_Directions_
1. Reproduce the registration statement cover page word for word, from "(Address and telephone" to "of the Plans)".
2. Give the full title of every plan named on the registration statement cover page.

As Filed with the Securities and Exchange Commission on December 20, 2007

Registration No. 333-123200

 


UNITED STATES

SECURITIES AND EXCHANGE COMMISSION

Washington, D.C. 20549

Post–Effective Amendment No. 2

to

FORM S-8

REGISTRATION STATEMENT

UNDER

THE SECURITIES ACT OF 1933

INTERNATIONAL SECURITIES EXCHANGE HOLDINGS, INC.

(Exact name of issuer as specified in its charter)

 


 

Delaware   20-5219710
(State of Incorporation)   (I.R.S. Employer Identification No.)

60 Broad Street

New York, New York 10004

(212) 943-2400

(Address and telephone number of principal executive offices)

 


International Securities Exchange Holdings, Inc. Stock Option Plan

International Securities Exchange Holdings, Inc. Stock Purchase Plan

International Securities Exchange Holdings, Inc. Omnibus Stock Plan

(Full Title of the Plans)

 


Michael J. Simon, Esq.

Secretary

International Securities Exchange Holdings, Inc.

60 Broad Street

New York, New York 10004

(212) 943-2400

(Name, address and telephone number of agent for service)

 


Please address a copy of all communications to:

Andrea Rattner, Esq.

_Supplied material_

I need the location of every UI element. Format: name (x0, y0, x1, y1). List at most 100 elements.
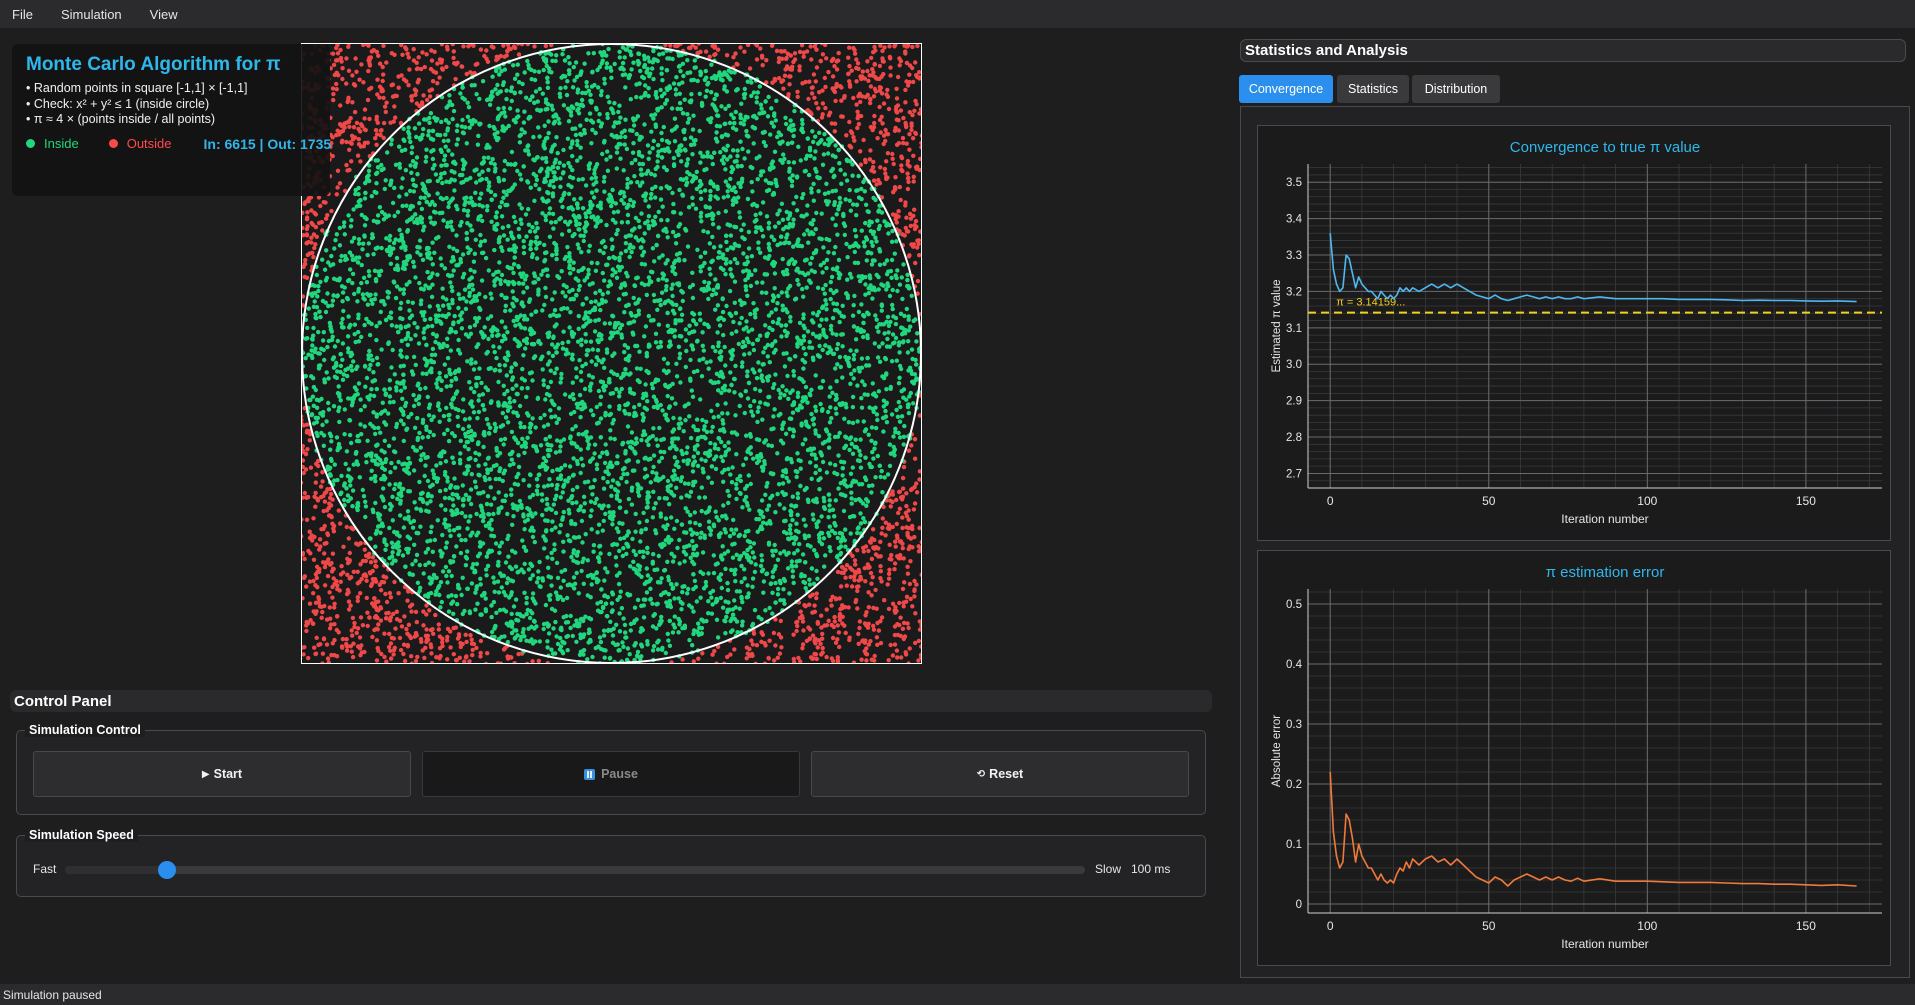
point-inside (447, 412, 452, 418)
point-inside (355, 462, 361, 467)
point-outside (917, 253, 922, 258)
point-inside (615, 454, 620, 459)
point-outside (392, 104, 397, 109)
point-inside (734, 452, 739, 457)
point-inside (427, 369, 432, 374)
point-inside (607, 100, 612, 105)
point-inside (610, 273, 615, 278)
point-outside (348, 603, 353, 608)
point-outside (431, 631, 436, 636)
point-inside (521, 120, 527, 125)
point-inside (566, 161, 571, 166)
point-inside (810, 331, 816, 336)
point-inside (900, 326, 905, 331)
point-inside (339, 321, 344, 326)
point-inside (654, 626, 659, 631)
point-inside (430, 156, 436, 162)
point-inside (778, 551, 783, 556)
point-inside (439, 119, 444, 125)
point-inside (720, 296, 725, 302)
point-inside (498, 437, 504, 442)
point-outside (313, 651, 318, 657)
point-inside (476, 315, 482, 321)
menu-file[interactable]: File (12, 6, 33, 22)
point-inside (386, 411, 391, 416)
point-outside (696, 656, 701, 661)
point-inside (690, 127, 696, 132)
point-inside (628, 444, 633, 450)
point-inside (760, 200, 766, 205)
point-inside (676, 64, 682, 69)
point-inside (401, 126, 406, 131)
point-inside (827, 545, 832, 550)
point-inside (740, 360, 745, 365)
point-inside (455, 414, 460, 420)
point-inside (447, 99, 452, 104)
point-inside (874, 412, 880, 417)
point-inside (577, 652, 583, 657)
point-inside (359, 280, 364, 286)
point-inside (483, 462, 488, 467)
point-inside (649, 191, 654, 197)
point-outside (346, 607, 352, 612)
point-inside (745, 547, 750, 553)
point-inside (763, 178, 768, 183)
point-outside (337, 181, 343, 186)
point-inside (821, 152, 827, 157)
point-inside (779, 334, 784, 339)
point-inside (459, 537, 464, 543)
point-inside (604, 61, 610, 66)
point-inside (894, 358, 899, 363)
point-inside (423, 550, 428, 555)
menu-view[interactable]: View (149, 6, 178, 22)
point-outside (902, 634, 908, 639)
point-inside (897, 282, 903, 287)
point-outside (501, 43, 506, 48)
point-inside (753, 212, 758, 218)
point-inside (869, 262, 875, 267)
point-inside (885, 336, 890, 342)
point-inside (827, 503, 832, 508)
point-inside (679, 475, 685, 480)
point-outside (907, 110, 912, 115)
point-inside (663, 526, 668, 531)
point-outside (335, 51, 341, 56)
point-inside (500, 124, 505, 129)
point-inside (411, 468, 417, 473)
point-outside (429, 645, 434, 650)
point-inside (899, 389, 904, 394)
point-inside (585, 657, 590, 662)
point-inside (717, 124, 723, 129)
point-outside (301, 448, 306, 453)
point-outside (451, 652, 456, 657)
point-inside (859, 405, 865, 410)
point-inside (530, 416, 535, 421)
point-inside (604, 347, 610, 352)
point-inside (813, 431, 818, 436)
point-inside (880, 374, 885, 379)
point-outside (853, 597, 859, 603)
point-inside (459, 592, 464, 598)
point-inside (571, 575, 577, 580)
point-inside (716, 340, 721, 345)
point-inside (895, 414, 901, 419)
point-inside (665, 218, 670, 223)
point-inside (724, 516, 729, 521)
point-outside (338, 579, 343, 584)
point-inside (697, 128, 702, 134)
point-inside (680, 298, 685, 304)
point-inside (447, 200, 452, 205)
point-inside (904, 306, 909, 312)
point-inside (645, 55, 651, 60)
point-inside (311, 325, 316, 331)
point-outside (837, 596, 842, 601)
point-outside (352, 620, 357, 626)
menu-simulation[interactable]: Simulation (60, 6, 122, 22)
point-inside (856, 309, 862, 315)
point-inside (656, 149, 661, 154)
point-inside (697, 311, 702, 316)
point-inside (745, 79, 750, 84)
point-inside (547, 434, 552, 439)
point-inside (720, 605, 726, 610)
point-outside (429, 651, 434, 656)
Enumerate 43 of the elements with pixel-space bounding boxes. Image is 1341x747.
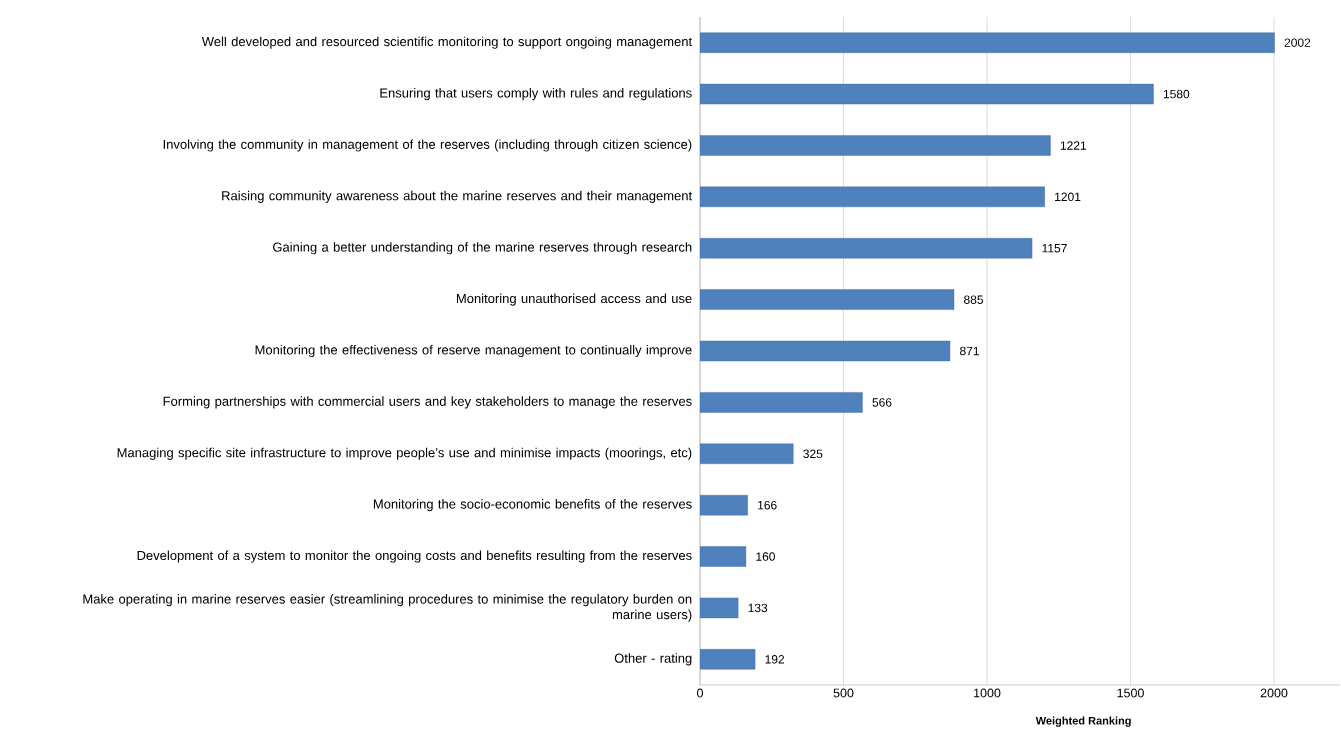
bar: [700, 443, 794, 464]
x-tick-label: 1000: [974, 688, 1001, 698]
data-label: 885: [964, 295, 984, 304]
data-label: 166: [758, 500, 777, 510]
bar: [700, 186, 1045, 208]
y-tick-label: Monitoring unauthorised access and use: [456, 293, 692, 306]
y-tick-label: Monitoring the effectiveness of reserve management to continually improve: [255, 344, 692, 358]
bar: [700, 494, 748, 516]
y-tick-label: Raising community awareness about the marine reserves and their management: [222, 190, 693, 203]
data-label: 871: [960, 346, 979, 356]
bar: [700, 32, 1275, 53]
x-axis-title: Weighted Ranking: [1035, 716, 1131, 727]
x-tick-label: 1500: [1117, 688, 1144, 698]
data-label: 1580: [1163, 89, 1190, 99]
y-tick-label: Well developed and resourced scientific monitoring to support ongoing management: [201, 36, 693, 49]
y-tick-label: Involving the community in management of the reserves (including through citizen science): [163, 139, 692, 152]
x-tick-label: 500: [833, 688, 854, 698]
y-tick-label: Forming partnerships with commercial users and key stakeholders to manage the reserves: [163, 396, 692, 409]
bar: [700, 649, 756, 670]
y-tick-label: Monitoring the socio-economic benefits of the reserves: [373, 499, 692, 512]
data-label: 2002: [1284, 38, 1311, 47]
data-label: 1157: [1042, 244, 1067, 253]
y-tick-label: Managing specific site infrastructure to improve people’s use and minimise impacts (moorings, etc): [117, 447, 692, 460]
x-tick-label: 2000: [1260, 688, 1288, 698]
y-tick-label: Ensuring that users comply with rules and regulations: [380, 88, 692, 101]
data-label: 325: [803, 449, 823, 459]
y-tick-label: Make operating in marine reserves easier (streamlining procedures to minimise the regulatory burden on marine users): [83, 594, 692, 622]
data-label: 192: [765, 655, 785, 664]
y-tick-label: Gaining a better understanding of the marine reserves through research: [273, 242, 692, 255]
bar: [700, 238, 1033, 259]
bar: [700, 135, 1051, 156]
data-label: 160: [756, 552, 775, 561]
bar: [700, 289, 955, 310]
data-label: 133: [748, 603, 768, 613]
data-label: 1221: [1060, 141, 1087, 150]
x-tick-label: 0: [697, 688, 703, 698]
data-label: 1201: [1055, 192, 1081, 202]
bar: [700, 546, 747, 567]
data-label: 566: [872, 398, 892, 407]
y-tick-label: Other - rating: [614, 653, 692, 666]
bar: [700, 83, 1154, 105]
y-tick-label: Development of a system to monitor the ongoing costs and benefits resulting from the reserves: [137, 550, 692, 563]
bar: [700, 392, 863, 413]
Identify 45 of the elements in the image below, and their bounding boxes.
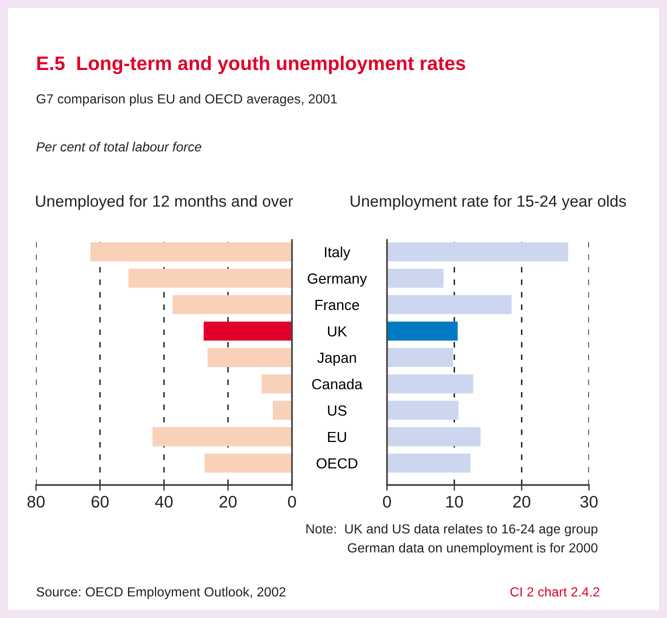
text: Note: UK and US data relates to 16-24 age group bbox=[306, 524, 598, 536]
y-tick-label: Japan bbox=[317, 352, 356, 366]
bar bbox=[172, 295, 292, 314]
x-tick-label: 40 bbox=[155, 496, 173, 508]
bar bbox=[387, 268, 444, 288]
x-tick-label: 0 bbox=[288, 496, 296, 508]
bar bbox=[387, 242, 568, 262]
y-tick-label: France bbox=[316, 300, 360, 310]
bar bbox=[387, 348, 453, 367]
text: G7 comparison plus EU and OECD averages, 2001 bbox=[36, 94, 337, 106]
x-tick-label: 10 bbox=[446, 496, 463, 508]
bar bbox=[204, 454, 292, 473]
x-tick-label: 80 bbox=[27, 496, 45, 508]
text: Per cent of total labour force bbox=[36, 142, 202, 152]
bar bbox=[387, 295, 512, 314]
bar bbox=[387, 374, 474, 394]
bar bbox=[208, 348, 292, 367]
bar bbox=[272, 400, 292, 420]
bar bbox=[262, 374, 292, 394]
bar bbox=[387, 322, 458, 341]
bar bbox=[152, 427, 292, 446]
x-tick-label: 20 bbox=[513, 496, 530, 508]
y-tick-label: Canada bbox=[312, 378, 363, 390]
bar bbox=[128, 268, 292, 288]
x-tick-label: 60 bbox=[92, 496, 109, 508]
chart-title: Unemployment rate for 15-24 year olds bbox=[350, 195, 626, 210]
text: CI 2 chart 2.4.2 bbox=[510, 586, 600, 597]
text: German data on unemployment is for 2000 bbox=[348, 542, 598, 556]
bar bbox=[387, 427, 481, 446]
x-tick-label: 0 bbox=[383, 496, 391, 508]
y-tick-label: EU bbox=[328, 432, 346, 442]
bar bbox=[387, 400, 458, 420]
source-note: Source: OECD Employment Outlook, 2002 bbox=[36, 586, 286, 600]
y-tick-label: US bbox=[328, 405, 346, 416]
y-tick-label: Germany bbox=[308, 273, 367, 287]
chart-title: Unemployed for 12 months and over bbox=[36, 195, 293, 210]
x-tick-label: 20 bbox=[220, 496, 237, 508]
y-tick-label: UK bbox=[328, 326, 347, 337]
y-tick-label: OECD bbox=[316, 458, 358, 469]
x-tick-label: 30 bbox=[580, 496, 598, 508]
bar bbox=[204, 322, 292, 341]
text: E.5 Long-term and youth unemployment rates bbox=[37, 56, 466, 74]
bar bbox=[90, 242, 292, 262]
y-tick-label: Italy bbox=[324, 246, 350, 260]
bar bbox=[387, 454, 470, 473]
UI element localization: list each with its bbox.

_Correct answers_
1.
(Address and telephone number of principal executive offices)

 


International Securities Exchange Holdings, Inc. Stock Option Plan

International Securities Exchange Holdings, Inc. Stock Purchase Plan

International Securities Exchange Holdings, Inc. Omnibus Stock Plan

(Full Title of the Plans)

2.
International Securities Exchange Holdings, Inc. Stock Option Plan
International Securities Exchange Holdings, Inc. Stock Purchase Plan
International Securities Exchange Holdings, Inc. Omnibus Stock Plan